TASK TO CARRY OUT →
Render every entry exactly as it appears.

DATASET RECORDS →
----------------------------------------

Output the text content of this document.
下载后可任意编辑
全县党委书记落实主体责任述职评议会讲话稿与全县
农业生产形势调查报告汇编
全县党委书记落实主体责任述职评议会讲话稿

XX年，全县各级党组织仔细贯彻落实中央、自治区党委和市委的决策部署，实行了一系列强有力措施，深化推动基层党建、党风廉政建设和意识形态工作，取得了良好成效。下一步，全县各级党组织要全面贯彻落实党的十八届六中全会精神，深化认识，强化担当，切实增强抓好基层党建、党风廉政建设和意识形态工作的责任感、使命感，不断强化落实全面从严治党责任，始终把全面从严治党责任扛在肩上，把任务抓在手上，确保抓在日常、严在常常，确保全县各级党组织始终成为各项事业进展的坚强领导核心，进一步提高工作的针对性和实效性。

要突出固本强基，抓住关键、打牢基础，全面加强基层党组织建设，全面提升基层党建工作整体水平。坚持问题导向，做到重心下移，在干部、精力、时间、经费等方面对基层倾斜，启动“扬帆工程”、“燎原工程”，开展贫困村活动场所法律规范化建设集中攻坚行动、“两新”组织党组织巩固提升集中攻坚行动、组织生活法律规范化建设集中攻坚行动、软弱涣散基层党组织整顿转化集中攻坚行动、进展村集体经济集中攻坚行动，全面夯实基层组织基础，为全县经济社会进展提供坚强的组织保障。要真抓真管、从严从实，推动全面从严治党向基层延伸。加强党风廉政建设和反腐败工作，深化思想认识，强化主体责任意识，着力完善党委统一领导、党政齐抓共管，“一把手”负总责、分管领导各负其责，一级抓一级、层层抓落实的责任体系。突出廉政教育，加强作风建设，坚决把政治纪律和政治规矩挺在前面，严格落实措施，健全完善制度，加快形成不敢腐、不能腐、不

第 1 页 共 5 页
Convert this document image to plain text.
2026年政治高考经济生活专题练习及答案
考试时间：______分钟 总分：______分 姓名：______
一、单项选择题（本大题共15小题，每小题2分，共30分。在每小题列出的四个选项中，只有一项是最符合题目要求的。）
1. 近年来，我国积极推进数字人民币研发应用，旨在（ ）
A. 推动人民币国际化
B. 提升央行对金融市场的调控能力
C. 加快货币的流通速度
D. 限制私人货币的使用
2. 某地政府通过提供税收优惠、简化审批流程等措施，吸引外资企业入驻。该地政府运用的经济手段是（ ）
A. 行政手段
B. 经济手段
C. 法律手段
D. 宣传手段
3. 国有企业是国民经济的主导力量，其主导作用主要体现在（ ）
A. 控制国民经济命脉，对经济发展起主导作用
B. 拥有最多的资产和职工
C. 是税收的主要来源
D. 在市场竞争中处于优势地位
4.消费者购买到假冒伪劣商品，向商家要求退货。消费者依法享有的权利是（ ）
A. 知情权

----------------------------------------

RESULT →
Output the text content of this document.
下载后可任意编辑
全县党委书记落实主体责任述职评议会讲话稿与全县
农业生产形势调查报告汇编
全县党委书记落实主体责任述职评议会讲话稿

XX年，全县各级党组织仔细贯彻落实中央、自治区党委和市委的决策部署，实行了一系列强有力措施，深化推动基层党建、党风廉政建设和意识形态工作，取得了良好成效。下一步，全县各级党组织要全面贯彻落实党的十八届六中全会精神，深化认识，强化担当，切实增强抓好基层党建、党风廉政建设和意识形态工作的责任感、使命感，不断强化落实全面从严治党责任，始终把全面从严治党责任扛在肩上，把任务抓在手上，确保抓在日常、严在常常，确保全县各级党组织始终成为各项事业进展的坚强领导核心，进一步提高工作的针对性和实效性。

要突出固本强基，抓住关键、打牢基础，全面加强基层党组织建设，全面提升基层党建工作整体水平。坚持问题导向，做到重心下移，在干部、精力、时间、经费等方面对基层倾斜，启动“扬帆工程”、“燎原工程”，开展贫困村活动场所法律规范化建设集中攻坚行动、“两新”组织党组织巩固提升集中攻坚行动、组织生活法律规范化建设集中攻坚行动、软弱涣散基层党组织整顿转化集中攻坚行动、进展村集体经济集中攻坚行动，全面夯实基层组织基础，为全县经济社会进展提供坚强的组织保障。要真抓真管、从严从实，推动全面从严治党向基层延伸。加强党风廉政建设和反腐败工作，深化思想认识，强化主体责任意识，着力完善党委统一领导、党政齐抓共管，“一把手”负总责、分管领导各负其责，一级抓一级、层层抓落实的责任体系。突出廉政教育，加强作风建设，坚决把政治纪律和政治规矩挺在前面，严格落实措施，健全完善制度，加快形成不敢腐、不能腐、不

第 1 页 共 5 页
Convert this document image to plain text.
2026年政治高考经济生活专题练习及答案
考试时间：______分钟 总分：______分 姓名：______
一、单项选择题（本大题共15小题，每小题2分，共30分。在每小题列出的四个选项中，只有一项是最符合题目要求的。）
1. 近年来，我国积极推进数字人民币研发应用，旨在（ ）
A. 推动人民币国际化
B. 提升央行对金融市场的调控能力
C. 加快货币的流通速度
D. 限制私人货币的使用
2. 某地政府通过提供税收优惠、简化审批流程等措施，吸引外资企业入驻。该地政府运用的经济手段是（ ）
A. 行政手段
B. 经济手段
C. 法律手段
D. 宣传手段
3. 国有企业是国民经济的主导力量，其主导作用主要体现在（ ）
A. 控制国民经济命脉，对经济发展起主导作用
B. 拥有最多的资产和职工
C. 是税收的主要来源
D. 在市场竞争中处于优势地位
4.消费者购买到假冒伪劣商品，向商家要求退货。消费者依法享有的权利是（ ）
A. 知情权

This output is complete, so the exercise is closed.